#### The request
Read the listing below and copy out every line that holds "screenshot".

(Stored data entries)
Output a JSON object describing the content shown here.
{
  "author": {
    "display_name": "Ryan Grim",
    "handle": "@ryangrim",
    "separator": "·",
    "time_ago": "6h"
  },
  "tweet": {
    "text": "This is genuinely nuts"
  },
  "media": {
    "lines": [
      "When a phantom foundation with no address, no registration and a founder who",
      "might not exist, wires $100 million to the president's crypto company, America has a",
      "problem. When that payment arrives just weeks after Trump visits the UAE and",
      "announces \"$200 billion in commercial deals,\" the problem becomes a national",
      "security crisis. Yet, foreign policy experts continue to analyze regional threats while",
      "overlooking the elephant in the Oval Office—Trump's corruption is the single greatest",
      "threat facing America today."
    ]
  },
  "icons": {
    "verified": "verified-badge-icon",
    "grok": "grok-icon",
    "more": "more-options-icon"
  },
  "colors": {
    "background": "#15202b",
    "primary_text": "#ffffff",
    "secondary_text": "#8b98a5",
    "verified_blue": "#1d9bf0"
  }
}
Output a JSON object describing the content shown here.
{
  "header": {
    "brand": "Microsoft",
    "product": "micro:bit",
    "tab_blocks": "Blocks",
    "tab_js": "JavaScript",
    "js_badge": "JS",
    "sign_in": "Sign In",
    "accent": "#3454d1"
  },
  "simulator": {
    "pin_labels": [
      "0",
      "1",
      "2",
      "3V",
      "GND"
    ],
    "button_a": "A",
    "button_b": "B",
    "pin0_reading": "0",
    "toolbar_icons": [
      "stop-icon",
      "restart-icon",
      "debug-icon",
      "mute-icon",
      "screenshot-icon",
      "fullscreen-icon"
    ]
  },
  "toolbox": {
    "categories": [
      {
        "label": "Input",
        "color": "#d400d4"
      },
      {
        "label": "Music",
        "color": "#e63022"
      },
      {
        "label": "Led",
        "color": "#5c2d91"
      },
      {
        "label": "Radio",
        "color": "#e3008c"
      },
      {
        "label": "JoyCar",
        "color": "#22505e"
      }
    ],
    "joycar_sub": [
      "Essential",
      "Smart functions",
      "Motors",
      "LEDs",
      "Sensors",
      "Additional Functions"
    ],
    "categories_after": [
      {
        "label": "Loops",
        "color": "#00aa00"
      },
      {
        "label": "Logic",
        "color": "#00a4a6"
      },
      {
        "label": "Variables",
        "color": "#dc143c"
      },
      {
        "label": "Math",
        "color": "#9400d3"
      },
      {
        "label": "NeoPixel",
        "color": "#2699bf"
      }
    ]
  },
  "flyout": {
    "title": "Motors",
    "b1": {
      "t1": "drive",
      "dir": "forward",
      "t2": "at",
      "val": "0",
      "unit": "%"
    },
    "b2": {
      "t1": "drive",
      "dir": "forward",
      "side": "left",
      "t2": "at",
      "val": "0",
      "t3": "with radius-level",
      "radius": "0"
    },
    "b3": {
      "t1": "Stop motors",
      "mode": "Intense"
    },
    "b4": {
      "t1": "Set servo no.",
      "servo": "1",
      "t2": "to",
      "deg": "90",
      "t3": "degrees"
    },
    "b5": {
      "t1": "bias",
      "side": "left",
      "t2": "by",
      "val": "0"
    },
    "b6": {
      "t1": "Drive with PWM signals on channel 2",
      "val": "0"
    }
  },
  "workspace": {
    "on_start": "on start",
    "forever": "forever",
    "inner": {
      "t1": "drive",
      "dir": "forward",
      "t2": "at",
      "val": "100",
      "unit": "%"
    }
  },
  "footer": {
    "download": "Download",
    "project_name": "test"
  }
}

* * *

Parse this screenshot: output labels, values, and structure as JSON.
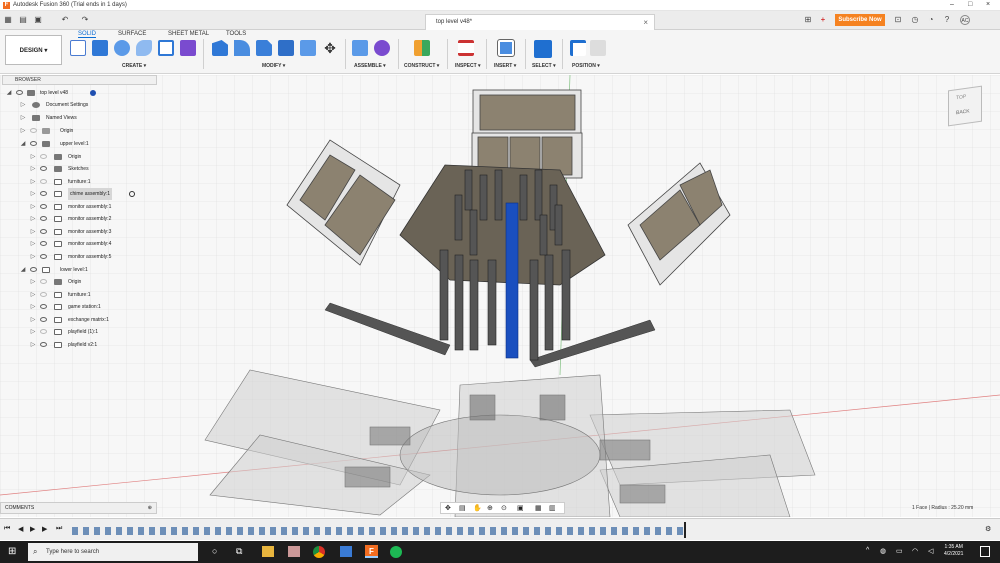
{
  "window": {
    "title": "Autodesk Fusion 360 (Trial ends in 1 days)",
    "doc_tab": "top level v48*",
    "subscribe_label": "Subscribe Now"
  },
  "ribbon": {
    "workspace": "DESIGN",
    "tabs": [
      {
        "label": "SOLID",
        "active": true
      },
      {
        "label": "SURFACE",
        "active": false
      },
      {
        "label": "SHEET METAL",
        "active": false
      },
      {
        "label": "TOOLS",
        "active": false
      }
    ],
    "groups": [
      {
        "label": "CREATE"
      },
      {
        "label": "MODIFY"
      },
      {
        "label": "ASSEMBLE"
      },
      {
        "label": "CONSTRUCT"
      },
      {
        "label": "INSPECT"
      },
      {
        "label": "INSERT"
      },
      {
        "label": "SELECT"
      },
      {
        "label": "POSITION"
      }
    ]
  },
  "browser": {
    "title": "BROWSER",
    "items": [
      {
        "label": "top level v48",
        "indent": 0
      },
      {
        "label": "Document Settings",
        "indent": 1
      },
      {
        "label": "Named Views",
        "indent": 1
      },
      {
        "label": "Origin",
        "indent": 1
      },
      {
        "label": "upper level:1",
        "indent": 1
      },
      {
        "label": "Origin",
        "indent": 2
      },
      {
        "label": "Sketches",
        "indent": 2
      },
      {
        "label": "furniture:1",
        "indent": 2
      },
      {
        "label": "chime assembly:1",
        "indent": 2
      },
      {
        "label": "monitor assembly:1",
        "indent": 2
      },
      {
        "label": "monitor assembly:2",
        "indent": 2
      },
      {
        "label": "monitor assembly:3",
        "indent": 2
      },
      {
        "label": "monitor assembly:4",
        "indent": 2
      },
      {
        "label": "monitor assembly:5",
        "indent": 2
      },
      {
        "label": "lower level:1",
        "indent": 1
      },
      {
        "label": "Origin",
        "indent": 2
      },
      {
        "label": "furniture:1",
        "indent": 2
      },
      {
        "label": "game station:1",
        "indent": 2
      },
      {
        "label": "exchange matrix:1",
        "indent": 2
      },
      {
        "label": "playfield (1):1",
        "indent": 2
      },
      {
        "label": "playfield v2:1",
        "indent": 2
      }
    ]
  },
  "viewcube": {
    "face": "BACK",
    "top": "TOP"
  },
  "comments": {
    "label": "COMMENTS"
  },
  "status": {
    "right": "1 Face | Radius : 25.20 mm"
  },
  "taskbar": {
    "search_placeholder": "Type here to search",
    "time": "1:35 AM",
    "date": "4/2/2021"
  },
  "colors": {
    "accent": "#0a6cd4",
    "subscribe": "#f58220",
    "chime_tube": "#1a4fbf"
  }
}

---

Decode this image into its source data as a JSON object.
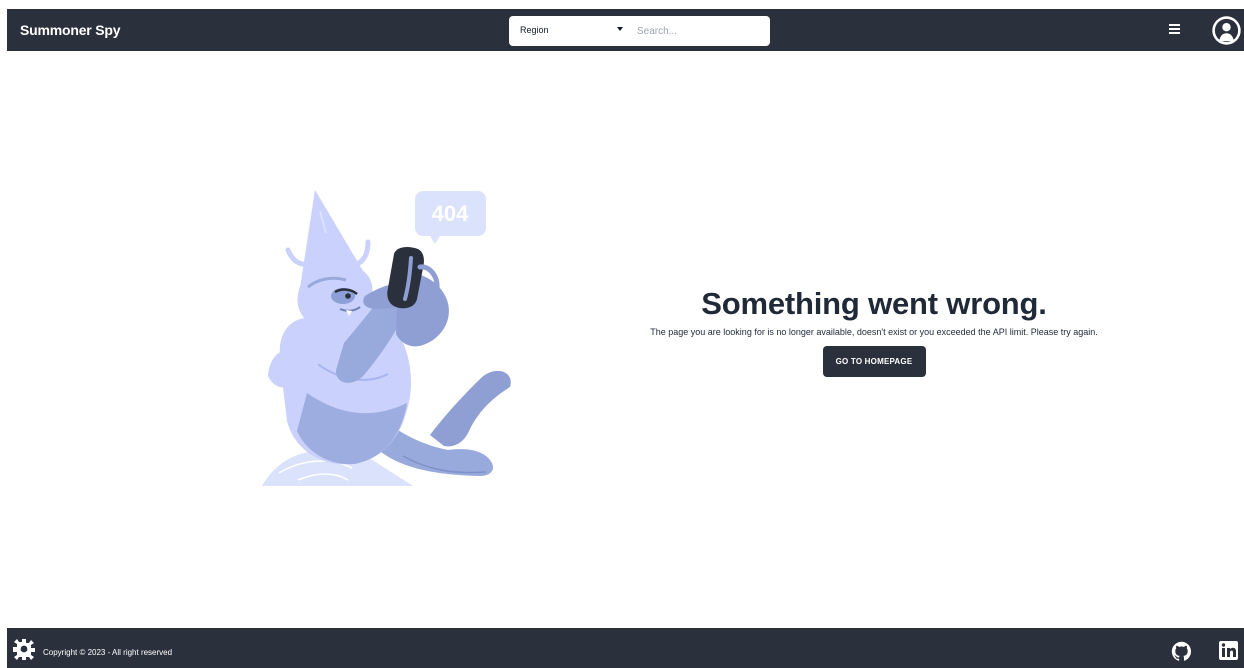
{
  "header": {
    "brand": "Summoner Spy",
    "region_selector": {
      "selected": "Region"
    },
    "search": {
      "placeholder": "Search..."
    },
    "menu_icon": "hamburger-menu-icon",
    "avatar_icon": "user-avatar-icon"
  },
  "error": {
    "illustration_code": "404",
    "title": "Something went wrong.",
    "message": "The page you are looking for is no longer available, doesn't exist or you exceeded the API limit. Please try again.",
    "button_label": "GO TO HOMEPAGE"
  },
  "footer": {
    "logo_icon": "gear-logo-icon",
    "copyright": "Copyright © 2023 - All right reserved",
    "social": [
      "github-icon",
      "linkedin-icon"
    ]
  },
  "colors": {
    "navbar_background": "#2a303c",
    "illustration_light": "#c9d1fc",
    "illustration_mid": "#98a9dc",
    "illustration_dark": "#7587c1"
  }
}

#### Answer below
      "screenshot-icon",
Parse this screenshot: output labels, values, and structure as JSON.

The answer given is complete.